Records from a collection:
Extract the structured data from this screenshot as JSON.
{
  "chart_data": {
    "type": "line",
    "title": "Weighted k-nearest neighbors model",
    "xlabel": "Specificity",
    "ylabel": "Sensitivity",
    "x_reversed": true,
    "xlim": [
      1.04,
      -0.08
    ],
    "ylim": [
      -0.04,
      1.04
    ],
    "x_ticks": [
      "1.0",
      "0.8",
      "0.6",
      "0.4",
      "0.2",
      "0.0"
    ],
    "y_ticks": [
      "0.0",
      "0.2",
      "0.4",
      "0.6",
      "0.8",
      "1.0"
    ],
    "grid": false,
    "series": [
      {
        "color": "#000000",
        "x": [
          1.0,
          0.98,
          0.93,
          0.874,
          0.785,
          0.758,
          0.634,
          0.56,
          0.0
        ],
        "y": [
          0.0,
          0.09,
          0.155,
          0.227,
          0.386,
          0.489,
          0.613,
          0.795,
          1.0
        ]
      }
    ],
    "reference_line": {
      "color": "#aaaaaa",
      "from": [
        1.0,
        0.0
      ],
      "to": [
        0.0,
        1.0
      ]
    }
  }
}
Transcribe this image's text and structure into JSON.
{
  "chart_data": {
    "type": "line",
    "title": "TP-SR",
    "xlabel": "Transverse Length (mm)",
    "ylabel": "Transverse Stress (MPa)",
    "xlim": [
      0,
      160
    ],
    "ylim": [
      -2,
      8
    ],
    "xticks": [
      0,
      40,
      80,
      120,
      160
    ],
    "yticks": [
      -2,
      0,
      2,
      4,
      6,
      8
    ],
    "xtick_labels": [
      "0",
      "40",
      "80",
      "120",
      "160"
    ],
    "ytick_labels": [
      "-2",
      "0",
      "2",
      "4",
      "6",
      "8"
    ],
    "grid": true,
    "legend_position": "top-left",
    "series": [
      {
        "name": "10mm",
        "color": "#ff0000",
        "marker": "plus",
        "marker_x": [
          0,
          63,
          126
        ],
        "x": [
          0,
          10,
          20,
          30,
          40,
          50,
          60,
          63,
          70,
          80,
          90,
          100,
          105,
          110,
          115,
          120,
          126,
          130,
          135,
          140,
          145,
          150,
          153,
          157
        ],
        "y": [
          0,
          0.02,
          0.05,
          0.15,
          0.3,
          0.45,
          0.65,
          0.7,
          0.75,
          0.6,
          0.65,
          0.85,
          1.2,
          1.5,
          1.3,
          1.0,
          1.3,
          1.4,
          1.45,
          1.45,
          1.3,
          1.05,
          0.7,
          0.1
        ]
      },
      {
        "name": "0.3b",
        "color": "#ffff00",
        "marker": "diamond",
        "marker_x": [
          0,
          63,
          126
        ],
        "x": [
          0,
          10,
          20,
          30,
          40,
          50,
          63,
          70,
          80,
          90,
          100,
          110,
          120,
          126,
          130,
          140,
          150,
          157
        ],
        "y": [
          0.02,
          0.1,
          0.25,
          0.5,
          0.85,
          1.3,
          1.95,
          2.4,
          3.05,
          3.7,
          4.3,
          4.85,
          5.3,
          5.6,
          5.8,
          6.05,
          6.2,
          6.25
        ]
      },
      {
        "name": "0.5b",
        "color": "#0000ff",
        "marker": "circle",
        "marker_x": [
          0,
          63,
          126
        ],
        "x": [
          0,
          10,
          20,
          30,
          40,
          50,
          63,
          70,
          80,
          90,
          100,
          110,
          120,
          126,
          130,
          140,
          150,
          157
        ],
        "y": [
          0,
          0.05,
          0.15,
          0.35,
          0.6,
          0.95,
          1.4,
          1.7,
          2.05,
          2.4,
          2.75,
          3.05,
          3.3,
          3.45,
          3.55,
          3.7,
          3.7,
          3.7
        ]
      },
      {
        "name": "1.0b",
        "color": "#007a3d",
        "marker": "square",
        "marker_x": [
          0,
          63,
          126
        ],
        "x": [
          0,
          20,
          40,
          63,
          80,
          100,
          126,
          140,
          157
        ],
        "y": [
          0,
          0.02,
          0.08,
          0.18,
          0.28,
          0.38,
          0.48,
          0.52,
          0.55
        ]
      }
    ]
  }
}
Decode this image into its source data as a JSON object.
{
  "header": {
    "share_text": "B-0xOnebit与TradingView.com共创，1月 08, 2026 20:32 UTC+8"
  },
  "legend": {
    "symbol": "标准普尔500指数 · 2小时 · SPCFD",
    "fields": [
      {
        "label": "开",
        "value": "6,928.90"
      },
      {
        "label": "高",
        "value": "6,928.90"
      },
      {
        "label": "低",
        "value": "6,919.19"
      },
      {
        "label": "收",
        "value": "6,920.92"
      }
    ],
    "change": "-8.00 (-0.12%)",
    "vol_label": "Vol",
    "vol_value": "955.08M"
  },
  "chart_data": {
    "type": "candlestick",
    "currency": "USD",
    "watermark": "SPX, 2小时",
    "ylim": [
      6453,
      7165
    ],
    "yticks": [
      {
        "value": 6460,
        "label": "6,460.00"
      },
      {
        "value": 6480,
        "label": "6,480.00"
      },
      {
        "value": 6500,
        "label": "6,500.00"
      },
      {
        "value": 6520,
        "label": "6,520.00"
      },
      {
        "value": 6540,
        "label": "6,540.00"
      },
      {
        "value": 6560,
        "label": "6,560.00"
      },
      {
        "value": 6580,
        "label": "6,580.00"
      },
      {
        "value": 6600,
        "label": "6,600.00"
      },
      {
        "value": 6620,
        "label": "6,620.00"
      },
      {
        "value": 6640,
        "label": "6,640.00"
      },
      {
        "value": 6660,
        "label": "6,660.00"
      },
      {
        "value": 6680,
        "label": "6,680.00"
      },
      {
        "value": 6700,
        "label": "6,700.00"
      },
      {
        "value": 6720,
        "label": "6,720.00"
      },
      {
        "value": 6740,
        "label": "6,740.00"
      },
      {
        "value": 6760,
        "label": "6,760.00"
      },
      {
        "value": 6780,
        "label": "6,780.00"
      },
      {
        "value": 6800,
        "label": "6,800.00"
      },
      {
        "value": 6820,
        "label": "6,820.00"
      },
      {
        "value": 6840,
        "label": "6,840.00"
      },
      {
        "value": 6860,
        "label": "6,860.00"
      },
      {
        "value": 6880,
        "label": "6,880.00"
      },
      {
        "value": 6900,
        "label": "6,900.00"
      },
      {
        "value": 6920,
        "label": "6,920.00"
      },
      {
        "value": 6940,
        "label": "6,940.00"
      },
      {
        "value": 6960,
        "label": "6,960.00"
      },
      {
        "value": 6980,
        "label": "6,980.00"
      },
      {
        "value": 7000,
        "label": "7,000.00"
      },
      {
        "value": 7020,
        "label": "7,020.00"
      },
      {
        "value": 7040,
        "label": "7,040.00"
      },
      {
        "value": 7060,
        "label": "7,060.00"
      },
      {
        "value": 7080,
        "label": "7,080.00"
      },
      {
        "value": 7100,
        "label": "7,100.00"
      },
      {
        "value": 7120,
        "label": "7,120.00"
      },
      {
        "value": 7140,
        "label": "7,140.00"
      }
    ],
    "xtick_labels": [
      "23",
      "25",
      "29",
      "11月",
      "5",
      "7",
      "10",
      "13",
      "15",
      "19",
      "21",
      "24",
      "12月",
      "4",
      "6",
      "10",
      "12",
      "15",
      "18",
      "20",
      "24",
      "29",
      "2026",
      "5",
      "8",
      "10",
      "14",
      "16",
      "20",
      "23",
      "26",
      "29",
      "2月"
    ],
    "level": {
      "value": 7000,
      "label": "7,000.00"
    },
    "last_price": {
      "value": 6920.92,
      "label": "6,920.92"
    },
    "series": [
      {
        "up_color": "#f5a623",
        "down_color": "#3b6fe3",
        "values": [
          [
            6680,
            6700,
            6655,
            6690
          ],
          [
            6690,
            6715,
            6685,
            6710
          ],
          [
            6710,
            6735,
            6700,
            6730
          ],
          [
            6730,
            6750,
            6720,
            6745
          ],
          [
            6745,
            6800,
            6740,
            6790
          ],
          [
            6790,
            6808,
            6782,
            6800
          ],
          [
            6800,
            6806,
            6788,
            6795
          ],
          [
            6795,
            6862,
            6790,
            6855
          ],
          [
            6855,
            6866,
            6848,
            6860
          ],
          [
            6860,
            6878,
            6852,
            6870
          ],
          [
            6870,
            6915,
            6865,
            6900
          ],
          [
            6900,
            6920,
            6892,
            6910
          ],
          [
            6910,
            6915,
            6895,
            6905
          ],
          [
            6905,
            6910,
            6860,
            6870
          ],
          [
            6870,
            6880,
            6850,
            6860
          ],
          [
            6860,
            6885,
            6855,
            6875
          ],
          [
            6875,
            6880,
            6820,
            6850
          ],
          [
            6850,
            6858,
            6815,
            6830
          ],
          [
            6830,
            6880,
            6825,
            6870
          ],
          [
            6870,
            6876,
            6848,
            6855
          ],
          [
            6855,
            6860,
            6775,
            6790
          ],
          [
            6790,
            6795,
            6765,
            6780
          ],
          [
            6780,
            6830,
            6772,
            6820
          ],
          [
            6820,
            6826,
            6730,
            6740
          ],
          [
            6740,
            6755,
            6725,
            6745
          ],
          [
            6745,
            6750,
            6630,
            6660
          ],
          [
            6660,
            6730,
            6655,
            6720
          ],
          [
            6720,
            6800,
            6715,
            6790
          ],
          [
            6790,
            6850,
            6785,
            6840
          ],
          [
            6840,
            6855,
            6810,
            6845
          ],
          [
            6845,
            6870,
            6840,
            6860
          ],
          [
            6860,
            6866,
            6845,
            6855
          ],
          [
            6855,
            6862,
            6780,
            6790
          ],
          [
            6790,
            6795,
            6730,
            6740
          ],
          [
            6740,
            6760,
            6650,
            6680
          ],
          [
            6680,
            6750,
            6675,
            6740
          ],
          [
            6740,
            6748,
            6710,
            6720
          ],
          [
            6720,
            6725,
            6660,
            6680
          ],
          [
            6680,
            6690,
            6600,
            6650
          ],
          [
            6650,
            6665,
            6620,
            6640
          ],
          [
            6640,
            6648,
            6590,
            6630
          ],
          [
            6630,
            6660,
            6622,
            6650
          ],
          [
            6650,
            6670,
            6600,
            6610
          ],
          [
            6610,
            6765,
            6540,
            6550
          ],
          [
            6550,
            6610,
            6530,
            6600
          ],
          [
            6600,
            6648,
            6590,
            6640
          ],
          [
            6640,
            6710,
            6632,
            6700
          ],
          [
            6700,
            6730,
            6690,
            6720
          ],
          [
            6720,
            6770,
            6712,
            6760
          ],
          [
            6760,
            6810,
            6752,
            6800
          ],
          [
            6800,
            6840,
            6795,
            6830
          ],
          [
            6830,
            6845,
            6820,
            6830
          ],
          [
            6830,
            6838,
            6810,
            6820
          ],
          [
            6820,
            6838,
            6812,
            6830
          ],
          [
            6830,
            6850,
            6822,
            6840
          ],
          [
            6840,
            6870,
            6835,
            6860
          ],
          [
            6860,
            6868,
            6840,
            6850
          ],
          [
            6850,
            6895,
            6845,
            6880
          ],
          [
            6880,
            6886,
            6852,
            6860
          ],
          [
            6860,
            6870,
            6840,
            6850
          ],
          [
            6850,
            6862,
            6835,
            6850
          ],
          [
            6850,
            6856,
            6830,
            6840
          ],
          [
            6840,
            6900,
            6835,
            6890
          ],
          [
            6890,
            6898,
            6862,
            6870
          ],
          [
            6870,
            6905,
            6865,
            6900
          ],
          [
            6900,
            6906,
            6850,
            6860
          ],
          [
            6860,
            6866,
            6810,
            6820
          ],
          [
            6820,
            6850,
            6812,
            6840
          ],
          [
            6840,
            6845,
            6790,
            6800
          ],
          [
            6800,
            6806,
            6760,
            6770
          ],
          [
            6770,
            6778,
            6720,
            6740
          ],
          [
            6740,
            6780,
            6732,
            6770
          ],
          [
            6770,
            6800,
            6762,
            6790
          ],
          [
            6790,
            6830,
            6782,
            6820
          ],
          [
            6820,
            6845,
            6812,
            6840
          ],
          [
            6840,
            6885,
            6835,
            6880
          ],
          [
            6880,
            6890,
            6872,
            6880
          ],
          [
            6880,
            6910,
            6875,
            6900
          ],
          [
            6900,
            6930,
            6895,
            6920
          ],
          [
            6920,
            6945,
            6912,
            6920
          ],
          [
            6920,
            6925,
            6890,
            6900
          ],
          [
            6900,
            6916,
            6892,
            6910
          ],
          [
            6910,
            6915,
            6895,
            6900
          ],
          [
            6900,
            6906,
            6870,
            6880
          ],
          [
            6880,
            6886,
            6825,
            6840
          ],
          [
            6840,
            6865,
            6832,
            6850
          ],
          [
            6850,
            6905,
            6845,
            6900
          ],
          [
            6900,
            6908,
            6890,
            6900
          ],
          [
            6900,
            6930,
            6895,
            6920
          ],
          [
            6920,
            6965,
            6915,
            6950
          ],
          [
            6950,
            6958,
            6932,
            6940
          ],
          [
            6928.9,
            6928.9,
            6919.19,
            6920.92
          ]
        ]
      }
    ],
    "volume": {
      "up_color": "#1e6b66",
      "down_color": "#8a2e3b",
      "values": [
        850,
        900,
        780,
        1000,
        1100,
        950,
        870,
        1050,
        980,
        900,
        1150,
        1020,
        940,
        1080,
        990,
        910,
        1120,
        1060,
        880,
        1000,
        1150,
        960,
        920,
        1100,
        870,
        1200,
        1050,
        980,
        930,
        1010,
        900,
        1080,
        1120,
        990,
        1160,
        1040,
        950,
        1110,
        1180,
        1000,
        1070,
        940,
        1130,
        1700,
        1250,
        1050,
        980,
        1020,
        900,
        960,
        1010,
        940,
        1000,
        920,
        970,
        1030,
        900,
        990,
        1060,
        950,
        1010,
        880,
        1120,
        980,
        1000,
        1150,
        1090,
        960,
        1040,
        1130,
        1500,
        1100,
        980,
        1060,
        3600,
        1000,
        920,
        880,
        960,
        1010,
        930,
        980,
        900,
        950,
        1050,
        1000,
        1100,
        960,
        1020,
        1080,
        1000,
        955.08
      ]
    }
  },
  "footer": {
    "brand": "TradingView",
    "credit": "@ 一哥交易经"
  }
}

-- Exercise directions --
Which lines in the records above contain the string "JSON"? Copy each one.

-- Final result --
Extract the structured data from this screenshot as JSON.
Transcribe this image's text and structure into JSON.
Decode this image into its source data as a JSON object.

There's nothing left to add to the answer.